(Task) Count how many lines of the material hold "title". Respond with that number alone.

(Listed records)

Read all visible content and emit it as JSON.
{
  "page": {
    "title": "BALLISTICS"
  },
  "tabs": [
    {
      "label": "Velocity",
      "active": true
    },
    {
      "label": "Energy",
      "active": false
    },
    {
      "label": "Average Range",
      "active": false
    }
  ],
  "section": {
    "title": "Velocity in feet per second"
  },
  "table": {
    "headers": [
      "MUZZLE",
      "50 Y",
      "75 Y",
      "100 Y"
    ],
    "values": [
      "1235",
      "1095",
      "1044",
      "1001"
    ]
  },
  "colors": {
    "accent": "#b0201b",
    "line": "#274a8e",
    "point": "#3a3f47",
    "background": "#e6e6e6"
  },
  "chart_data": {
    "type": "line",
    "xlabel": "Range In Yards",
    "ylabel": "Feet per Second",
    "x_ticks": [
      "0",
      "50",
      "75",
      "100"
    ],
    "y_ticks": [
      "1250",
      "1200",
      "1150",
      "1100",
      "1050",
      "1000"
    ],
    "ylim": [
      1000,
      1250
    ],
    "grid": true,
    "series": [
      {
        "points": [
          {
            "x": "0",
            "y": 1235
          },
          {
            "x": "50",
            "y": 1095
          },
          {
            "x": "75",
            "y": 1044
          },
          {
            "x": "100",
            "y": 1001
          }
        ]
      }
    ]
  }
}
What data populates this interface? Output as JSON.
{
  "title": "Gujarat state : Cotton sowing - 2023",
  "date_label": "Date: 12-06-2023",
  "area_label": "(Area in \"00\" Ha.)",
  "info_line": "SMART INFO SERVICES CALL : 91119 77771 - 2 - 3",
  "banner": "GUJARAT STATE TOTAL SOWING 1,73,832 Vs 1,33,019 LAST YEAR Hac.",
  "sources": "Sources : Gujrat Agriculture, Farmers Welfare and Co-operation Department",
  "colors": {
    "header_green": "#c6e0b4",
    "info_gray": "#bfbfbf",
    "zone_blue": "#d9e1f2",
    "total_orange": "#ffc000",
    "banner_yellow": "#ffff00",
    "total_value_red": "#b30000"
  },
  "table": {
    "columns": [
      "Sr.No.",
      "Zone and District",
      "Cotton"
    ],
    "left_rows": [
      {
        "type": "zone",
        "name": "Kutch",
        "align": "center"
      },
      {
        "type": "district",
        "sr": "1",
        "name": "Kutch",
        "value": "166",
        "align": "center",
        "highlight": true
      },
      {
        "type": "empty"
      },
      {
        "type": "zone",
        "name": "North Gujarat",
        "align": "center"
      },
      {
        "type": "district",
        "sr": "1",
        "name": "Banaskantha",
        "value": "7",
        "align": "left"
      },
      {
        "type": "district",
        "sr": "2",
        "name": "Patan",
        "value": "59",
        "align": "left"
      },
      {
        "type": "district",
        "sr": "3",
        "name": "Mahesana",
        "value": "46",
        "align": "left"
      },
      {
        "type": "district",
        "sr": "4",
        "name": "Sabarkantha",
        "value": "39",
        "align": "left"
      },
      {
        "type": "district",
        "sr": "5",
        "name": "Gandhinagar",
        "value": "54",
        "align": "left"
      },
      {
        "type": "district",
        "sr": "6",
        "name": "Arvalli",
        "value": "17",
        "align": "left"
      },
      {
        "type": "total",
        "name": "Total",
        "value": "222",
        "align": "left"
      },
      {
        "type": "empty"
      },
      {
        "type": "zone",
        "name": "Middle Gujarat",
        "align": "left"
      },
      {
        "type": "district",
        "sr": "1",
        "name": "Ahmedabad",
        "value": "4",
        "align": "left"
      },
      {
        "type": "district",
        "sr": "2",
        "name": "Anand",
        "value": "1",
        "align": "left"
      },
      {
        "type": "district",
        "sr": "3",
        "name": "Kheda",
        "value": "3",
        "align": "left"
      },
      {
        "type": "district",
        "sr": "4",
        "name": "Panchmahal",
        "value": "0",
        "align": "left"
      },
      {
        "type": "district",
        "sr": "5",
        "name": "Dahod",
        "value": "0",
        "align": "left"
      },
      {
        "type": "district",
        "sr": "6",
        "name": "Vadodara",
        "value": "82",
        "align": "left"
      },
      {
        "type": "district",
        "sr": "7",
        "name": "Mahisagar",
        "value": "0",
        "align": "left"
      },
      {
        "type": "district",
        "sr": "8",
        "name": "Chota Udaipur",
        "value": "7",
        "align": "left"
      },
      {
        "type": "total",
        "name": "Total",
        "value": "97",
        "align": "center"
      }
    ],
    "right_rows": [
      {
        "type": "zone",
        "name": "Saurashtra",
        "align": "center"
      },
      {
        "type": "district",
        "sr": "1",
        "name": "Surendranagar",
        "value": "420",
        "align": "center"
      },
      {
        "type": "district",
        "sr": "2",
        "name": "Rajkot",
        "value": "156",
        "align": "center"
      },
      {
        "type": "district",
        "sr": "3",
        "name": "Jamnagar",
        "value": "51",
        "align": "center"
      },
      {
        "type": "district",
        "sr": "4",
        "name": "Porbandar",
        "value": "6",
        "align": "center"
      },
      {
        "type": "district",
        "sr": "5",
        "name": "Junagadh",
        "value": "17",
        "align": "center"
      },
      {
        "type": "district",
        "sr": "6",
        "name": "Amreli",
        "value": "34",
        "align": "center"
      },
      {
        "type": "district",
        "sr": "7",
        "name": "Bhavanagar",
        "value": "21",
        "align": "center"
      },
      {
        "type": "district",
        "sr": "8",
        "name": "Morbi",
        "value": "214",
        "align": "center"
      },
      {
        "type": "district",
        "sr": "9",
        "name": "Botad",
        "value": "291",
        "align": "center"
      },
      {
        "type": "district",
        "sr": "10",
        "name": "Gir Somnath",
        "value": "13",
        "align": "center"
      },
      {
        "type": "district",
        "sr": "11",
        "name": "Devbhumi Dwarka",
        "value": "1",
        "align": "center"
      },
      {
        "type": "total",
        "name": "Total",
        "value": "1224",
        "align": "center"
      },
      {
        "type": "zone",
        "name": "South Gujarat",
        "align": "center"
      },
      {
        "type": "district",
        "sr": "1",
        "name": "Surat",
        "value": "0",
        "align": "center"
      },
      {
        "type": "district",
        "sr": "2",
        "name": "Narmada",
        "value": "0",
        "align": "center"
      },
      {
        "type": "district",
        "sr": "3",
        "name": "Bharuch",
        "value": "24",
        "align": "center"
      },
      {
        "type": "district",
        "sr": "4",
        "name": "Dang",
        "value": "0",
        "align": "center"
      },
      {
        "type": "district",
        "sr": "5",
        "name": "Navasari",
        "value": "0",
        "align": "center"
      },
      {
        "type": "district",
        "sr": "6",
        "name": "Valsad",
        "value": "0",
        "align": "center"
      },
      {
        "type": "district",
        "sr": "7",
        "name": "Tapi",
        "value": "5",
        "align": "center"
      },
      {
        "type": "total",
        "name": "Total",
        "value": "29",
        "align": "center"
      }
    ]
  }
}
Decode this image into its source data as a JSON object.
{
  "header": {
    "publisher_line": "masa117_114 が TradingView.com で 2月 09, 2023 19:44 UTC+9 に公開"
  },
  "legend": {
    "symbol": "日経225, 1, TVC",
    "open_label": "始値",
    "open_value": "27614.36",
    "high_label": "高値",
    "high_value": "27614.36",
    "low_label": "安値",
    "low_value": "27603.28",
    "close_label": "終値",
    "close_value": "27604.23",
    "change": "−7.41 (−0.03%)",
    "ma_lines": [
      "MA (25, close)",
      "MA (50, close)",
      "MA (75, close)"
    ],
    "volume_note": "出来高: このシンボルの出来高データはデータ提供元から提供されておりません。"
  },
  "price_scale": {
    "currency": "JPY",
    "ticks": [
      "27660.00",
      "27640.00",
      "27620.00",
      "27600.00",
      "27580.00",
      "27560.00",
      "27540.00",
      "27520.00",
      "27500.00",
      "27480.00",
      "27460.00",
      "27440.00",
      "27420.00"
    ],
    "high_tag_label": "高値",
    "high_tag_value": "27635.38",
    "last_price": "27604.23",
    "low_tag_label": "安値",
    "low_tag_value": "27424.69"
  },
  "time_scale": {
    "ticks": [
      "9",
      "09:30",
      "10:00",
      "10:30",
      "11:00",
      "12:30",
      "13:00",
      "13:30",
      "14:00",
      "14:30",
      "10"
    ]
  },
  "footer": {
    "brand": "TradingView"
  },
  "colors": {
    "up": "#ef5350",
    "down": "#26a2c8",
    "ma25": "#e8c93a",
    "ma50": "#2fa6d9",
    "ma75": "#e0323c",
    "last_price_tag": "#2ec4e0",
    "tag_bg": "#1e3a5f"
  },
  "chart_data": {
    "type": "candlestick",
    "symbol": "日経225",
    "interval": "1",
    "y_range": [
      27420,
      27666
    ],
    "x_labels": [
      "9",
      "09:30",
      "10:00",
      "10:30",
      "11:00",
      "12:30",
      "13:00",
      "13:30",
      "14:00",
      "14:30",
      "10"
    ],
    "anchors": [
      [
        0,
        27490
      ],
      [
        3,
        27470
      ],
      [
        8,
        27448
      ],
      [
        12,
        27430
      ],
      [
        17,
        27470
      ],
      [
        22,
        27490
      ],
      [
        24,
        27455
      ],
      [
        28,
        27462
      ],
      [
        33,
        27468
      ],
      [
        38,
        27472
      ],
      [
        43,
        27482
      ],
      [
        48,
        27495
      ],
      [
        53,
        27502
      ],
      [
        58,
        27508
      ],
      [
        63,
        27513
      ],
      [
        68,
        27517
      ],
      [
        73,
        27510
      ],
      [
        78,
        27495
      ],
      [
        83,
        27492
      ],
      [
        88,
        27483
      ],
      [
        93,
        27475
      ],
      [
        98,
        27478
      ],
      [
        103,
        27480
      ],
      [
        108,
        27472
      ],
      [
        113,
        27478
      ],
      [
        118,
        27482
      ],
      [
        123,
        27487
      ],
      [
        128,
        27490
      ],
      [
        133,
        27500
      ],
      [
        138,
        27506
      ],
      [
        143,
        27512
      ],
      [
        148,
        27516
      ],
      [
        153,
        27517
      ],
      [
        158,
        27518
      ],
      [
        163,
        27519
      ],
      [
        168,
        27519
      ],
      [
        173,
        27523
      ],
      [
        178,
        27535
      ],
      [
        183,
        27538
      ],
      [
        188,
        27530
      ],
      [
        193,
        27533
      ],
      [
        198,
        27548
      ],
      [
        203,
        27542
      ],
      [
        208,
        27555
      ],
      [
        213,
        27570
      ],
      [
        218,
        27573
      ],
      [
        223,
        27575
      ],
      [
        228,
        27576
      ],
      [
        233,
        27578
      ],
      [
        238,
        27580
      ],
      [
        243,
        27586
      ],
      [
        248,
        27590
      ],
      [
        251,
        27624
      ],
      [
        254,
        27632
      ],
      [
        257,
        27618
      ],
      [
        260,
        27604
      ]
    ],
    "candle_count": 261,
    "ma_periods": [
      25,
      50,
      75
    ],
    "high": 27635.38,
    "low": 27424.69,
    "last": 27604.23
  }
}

(Problem solution) 3